### [RECORDS PROVIDED]

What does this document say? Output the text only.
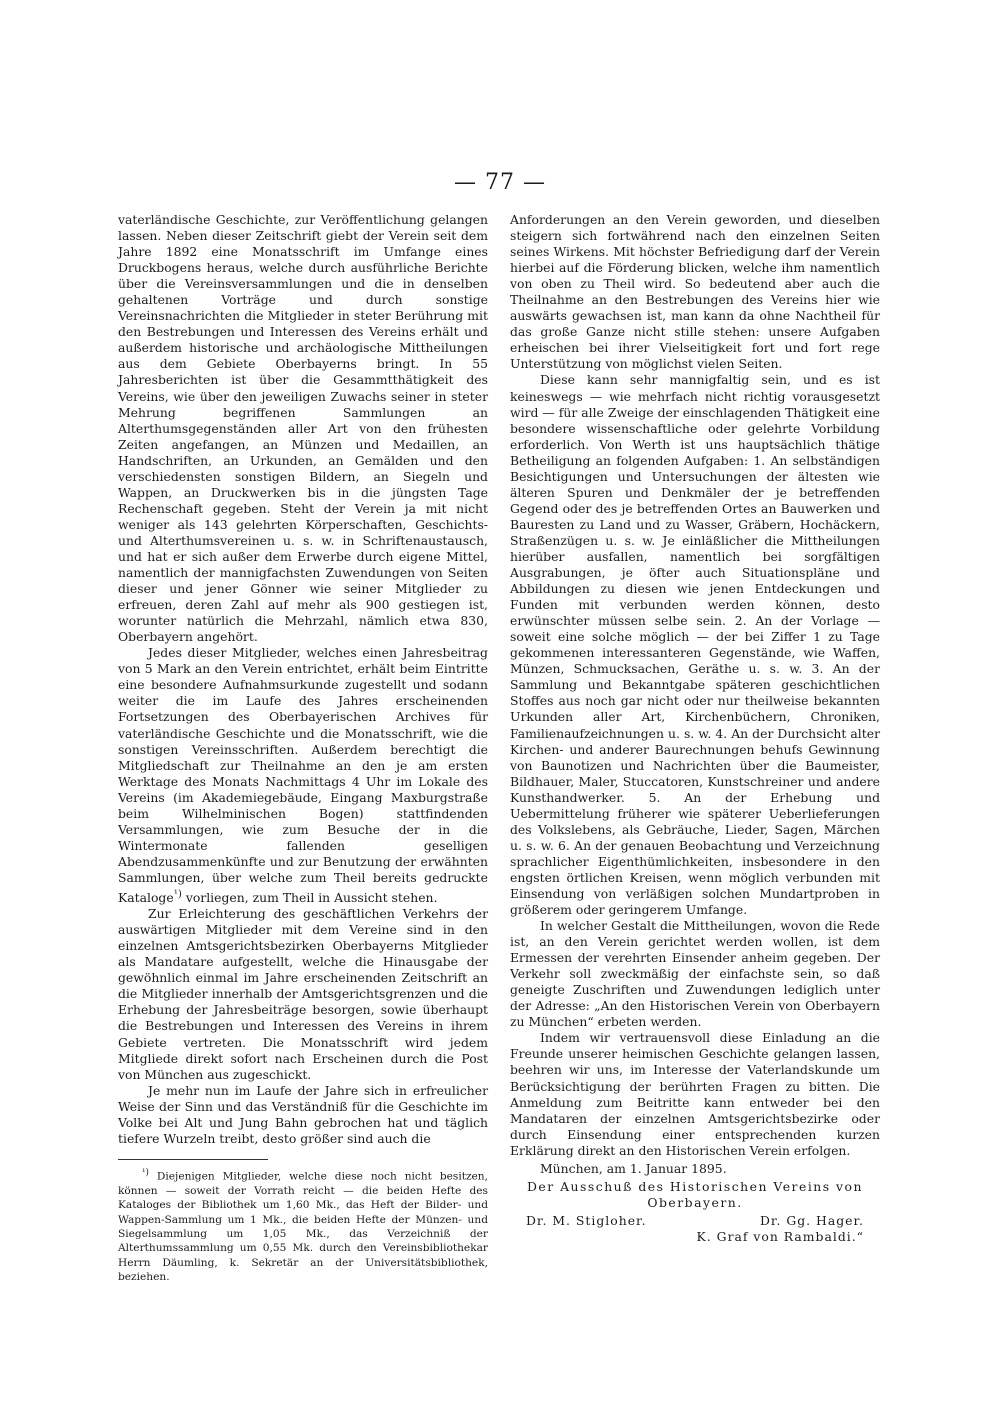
— 77 —

vaterländische Geschichte, zur Veröffentlichung gelangen lassen. Neben dieser Zeitschrift giebt der Verein seit dem Jahre 1892 eine Monatsschrift im Umfange eines Druckbogens heraus, welche durch ausführliche Berichte über die Vereinsversammlungen und die in denselben gehaltenen Vorträge und durch sonstige Vereinsnachrichten die Mitglieder in steter Berührung mit den Bestrebungen und Interessen des Vereins erhält und außerdem historische und archäologische Mittheilungen aus dem Gebiete Oberbayerns bringt. In 55 Jahresberichten ist über die Gesammtthätigkeit des Vereins, wie über den jeweiligen Zuwachs seiner in steter Mehrung begriffenen Sammlungen an Alterthumsgegenständen aller Art von den frühesten Zeiten angefangen, an Münzen und Medaillen, an Handschriften, an Urkunden, an Gemälden und den verschiedensten sonstigen Bildern, an Siegeln und Wappen, an Druckwerken bis in die jüngsten Tage Rechenschaft gegeben. Steht der Verein ja mit nicht weniger als 143 gelehrten Körperschaften, Geschichts- und Alterthumsvereinen u. s. w. in Schriftenaustausch, und hat er sich außer dem Erwerbe durch eigene Mittel, namentlich der mannigfachsten Zuwendungen von Seiten dieser und jener Gönner wie seiner Mitglieder zu erfreuen, deren Zahl auf mehr als 900 gestiegen ist, worunter natürlich die Mehrzahl, nämlich etwa 830, Oberbayern angehört.

Jedes dieser Mitglieder, welches einen Jahresbeitrag von 5 Mark an den Verein entrichtet, erhält beim Eintritte eine besondere Aufnahmsurkunde zugestellt und sodann weiter die im Laufe des Jahres erscheinenden Fortsetzungen des Oberbayerischen Archives für vaterländische Geschichte und die Monatsschrift, wie die sonstigen Vereinsschriften. Außerdem berechtigt die Mitgliedschaft zur Theilnahme an den je am ersten Werktage des Monats Nachmittags 4 Uhr im Lokale des Vereins (im Akademiegebäude, Eingang Maxburgstraße beim Wilhelminischen Bogen) stattfindenden Versammlungen, wie zum Besuche der in die Wintermonate fallenden geselligen Abendzusammenkünfte und zur Benutzung der erwähnten Sammlungen, über welche zum Theil bereits gedruckte Kataloge$^{^1)}$ vorliegen, zum Theil in Aussicht stehen.

Zur Erleichterung des geschäftlichen Verkehrs der auswärtigen Mitglieder mit dem Vereine sind in den einzelnen Amtsgerichtsbezirken Oberbayerns Mitglieder als Mandatare aufgestellt, welche die Hinausgabe der gewöhnlich einmal im Jahre erscheinenden Zeitschrift an die Mitglieder innerhalb der Amtsgerichtsgrenzen und die Erhebung der Jahresbeiträge besorgen, sowie überhaupt die Bestrebungen und Interessen des Vereins in ihrem Gebiete vertreten. Die Monatsschrift wird jedem Mitgliede direkt sofort nach Erscheinen durch die Post von München aus zugeschickt.

Je mehr nun im Laufe der Jahre sich in erfreulicher Weise der Sinn und das Verständniß für die Geschichte im Volke bei Alt und Jung Bahn gebrochen hat und täglich tiefere Wurzeln treibt, desto größer sind auch die

$^{^1)}$ Diejenigen Mitglieder, welche diese noch nicht besitzen, können — soweit der Vorrath reicht — die beiden Hefte des Kataloges der Bibliothek um 1,60 Mk., das Heft der Bilder- und Wappen-Sammlung um 1 Mk., die beiden Hefte der Münzen- und Siegelsammlung um 1,05 Mk., das Verzeichniß der Alterthumssammlung um 0,55 Mk. durch den Vereinsbibliothekar Herrn Däumling, k. Sekretär an der Universitätsbibliothek, beziehen.

Anforderungen an den Verein geworden, und dieselben steigern sich fortwährend nach den einzelnen Seiten seines Wirkens. Mit höchster Befriedigung darf der Verein hierbei auf die Förderung blicken, welche ihm namentlich von oben zu Theil wird. So bedeutend aber auch die Theilnahme an den Bestrebungen des Vereins hier wie auswärts gewachsen ist, man kann da ohne Nachtheil für das große Ganze nicht stille stehen: unsere Aufgaben erheischen bei ihrer Vielseitigkeit fort und fort rege Unterstützung von möglichst vielen Seiten.

Diese kann sehr mannigfaltig sein, und es ist keineswegs — wie mehrfach nicht richtig vorausgesetzt wird — für alle Zweige der einschlagenden Thätigkeit eine besondere wissenschaftliche oder gelehrte Vorbildung erforderlich. Von Werth ist uns hauptsächlich thätige Betheiligung an folgenden Aufgaben: 1. An selbständigen Besichtigungen und Untersuchungen der ältesten wie älteren Spuren und Denkmäler der je betreffenden Gegend oder des je betreffenden Ortes an Bauwerken und Bauresten zu Land und zu Wasser, Gräbern, Hochäckern, Straßenzügen u. s. w. Je einläßlicher die Mittheilungen hierüber ausfallen, namentlich bei sorgfältigen Ausgrabungen, je öfter auch Situationspläne und Abbildungen zu diesen wie jenen Entdeckungen und Funden mit verbunden werden können, desto erwünschter müssen selbe sein. 2. An der Vorlage — soweit eine solche möglich — der bei Ziffer 1 zu Tage gekommenen interessanteren Gegenstände, wie Waffen, Münzen, Schmucksachen, Geräthe u. s. w. 3. An der Sammlung und Bekanntgabe späteren geschichtlichen Stoffes aus noch gar nicht oder nur theilweise bekannten Urkunden aller Art, Kirchenbüchern, Chroniken, Familienaufzeichnungen u. s. w. 4. An der Durchsicht alter Kirchen- und anderer Baurechnungen behufs Gewinnung von Baunotizen und Nachrichten über die Baumeister, Bildhauer, Maler, Stuccatoren, Kunstschreiner und andere Kunsthandwerker. 5. An der Erhebung und Uebermittelung früherer wie späterer Ueberlieferungen des Volkslebens, als Gebräuche, Lieder, Sagen, Märchen u. s. w. 6. An der genauen Beobachtung und Verzeichnung sprachlicher Eigenthümlichkeiten, insbesondere in den engsten örtlichen Kreisen, wenn möglich verbunden mit Einsendung von verläßigen solchen Mundartproben in größerem oder geringerem Umfange.

In welcher Gestalt die Mittheilungen, wovon die Rede ist, an den Verein gerichtet werden wollen, ist dem Ermessen der verehrten Einsender anheim gegeben. Der Verkehr soll zweckmäßig der einfachste sein, so daß geneigte Zuschriften und Zuwendungen lediglich unter der Adresse: „An den Historischen Verein von Oberbayern zu München“ erbeten werden.

Indem wir vertrauensvoll diese Einladung an die Freunde unserer heimischen Geschichte gelangen lassen, beehren wir uns, im Interesse der Vaterlandskunde um Berücksichtigung der berührten Fragen zu bitten. Die Anmeldung zum Beitritte kann entweder bei den Mandataren der einzelnen Amtsgerichtsbezirke oder durch Einsendung einer entsprechenden kurzen Erklärung direkt an den Historischen Verein erfolgen.

München, am 1. Januar 1895.
Der Ausschuß des Historischen Vereins von Oberbayern.
Dr. M. Stigloher.	Dr. Gg. Hager.
K. Graf von Rambaldi.“
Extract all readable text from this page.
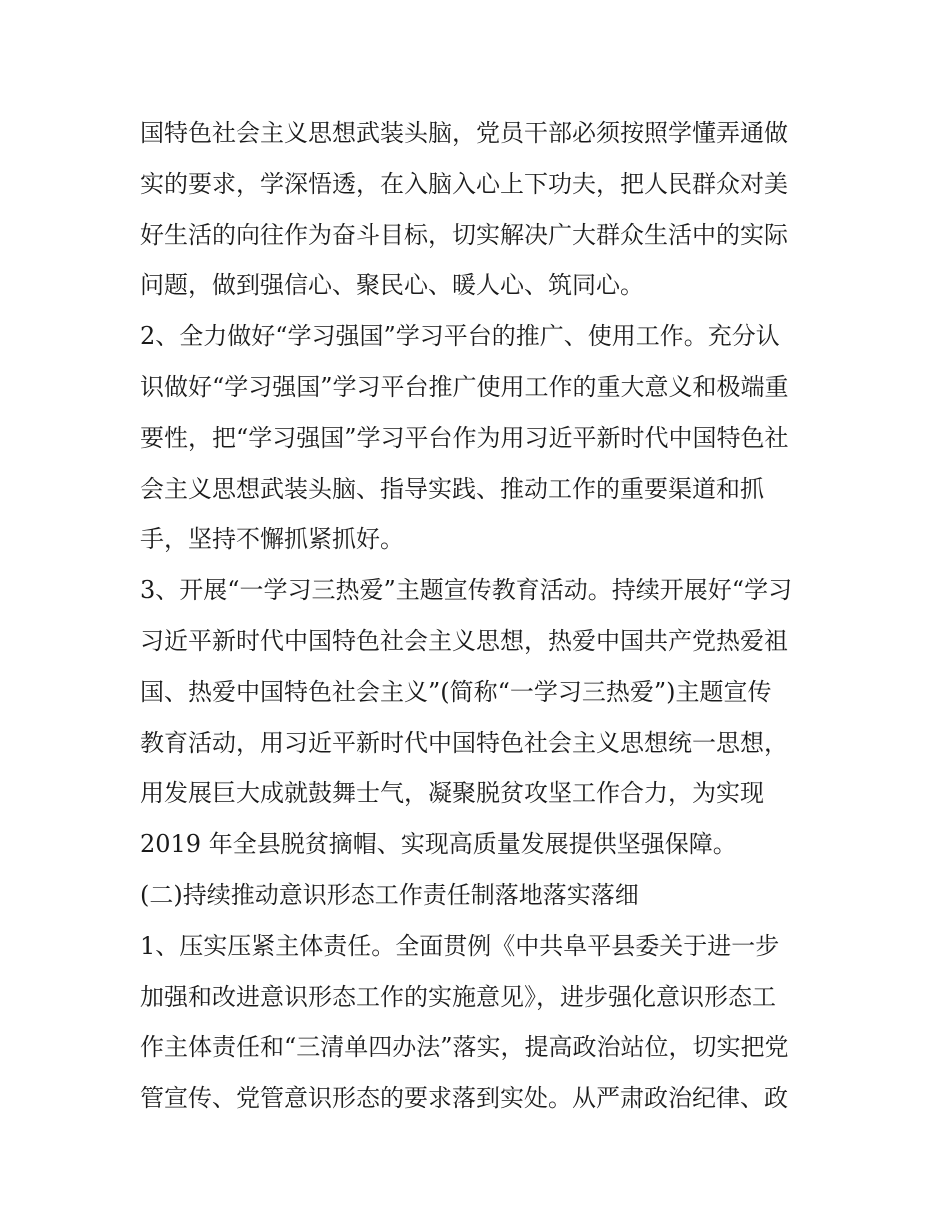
国特色社会主义思想武装头脑，党员干部必须按照学懂弄通做
实的要求，学深悟透，在入脑入心上下功夫，把人民群众对美
好生活的向往作为奋斗目标，切实解决广大群众生活中的实际
问题，做到强信心、聚民心、暖人心、筑同心。
2、全力做好“学习强国”学习平台的推广、使用工作。充分认
识做好“学习强国”学习平台推广使用工作的重大意义和极端重
要性，把“学习强国”学习平台作为用习近平新时代中国特色社
会主义思想武装头脑、指导实践、推动工作的重要渠道和抓
手，坚持不懈抓紧抓好。
3、开展“一学习三热爱”主题宣传教育活动。持续开展好“学习
习近平新时代中国特色社会主义思想，热爱中国共产党热爱祖
国、热爱中国特色社会主义”(简称“一学习三热爱”)主题宣传
教育活动，用习近平新时代中国特色社会主义思想统一思想，
用发展巨大成就鼓舞士气，凝聚脱贫攻坚工作合力，为实现
2019 年全县脱贫摘帽、实现高质量发展提供坚强保障。
(二)持续推动意识形态工作责任制落地落实落细
1、压实压紧主体责任。全面贯例《中共阜平县委关于进一步
加强和改进意识形态工作的实施意见》，进步强化意识形态工
作主体责任和“三清单四办法”落实，提高政治站位，切实把党
管宣传、党管意识形态的要求落到实处。从严肃政治纪律、政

### [EXERCISE TASK]
Go through the preceding material and copy each line that has the word "Theilnahme".

### [THE RESPONSE]
Jedes dieser Mitglieder, welches einen Jahresbeitrag von 5 Mark an den Verein entrichtet, erhält beim Eintritte eine besondere Aufnahmsurkunde zugestellt und sodann weiter die im Laufe des Jahres erscheinenden Fortsetzungen des Oberbayerischen Archives für vaterländische Geschichte und die Monatsschrift, wie die sonstigen Vereinsschriften. Außerdem berechtigt die Mitgliedschaft zur Theilnahme an den je am ersten Werktage des Monats Nachmittags 4 Uhr im Lokale des Vereins (im Akademiegebäude, Eingang Maxburgstraße beim Wilhelminischen Bogen) stattfindenden Versammlungen, wie zum Besuche der in die Wintermonate fallenden geselligen Abendzusammenkünfte und zur Benutzung der erwähnten Sammlungen, über welche zum Theil bereits gedruckte Kataloge$^{^1)}$ vorliegen, zum Theil in Aussicht stehen.
Anforderungen an den Verein geworden, und dieselben steigern sich fortwährend nach den einzelnen Seiten seines Wirkens. Mit höchster Befriedigung darf der Verein hierbei auf die Förderung blicken, welche ihm namentlich von oben zu Theil wird. So bedeutend aber auch die Theilnahme an den Bestrebungen des Vereins hier wie auswärts gewachsen ist, man kann da ohne Nachtheil für das große Ganze nicht stille stehen: unsere Aufgaben erheischen bei ihrer Vielseitigkeit fort und fort rege Unterstützung von möglichst vielen Seiten.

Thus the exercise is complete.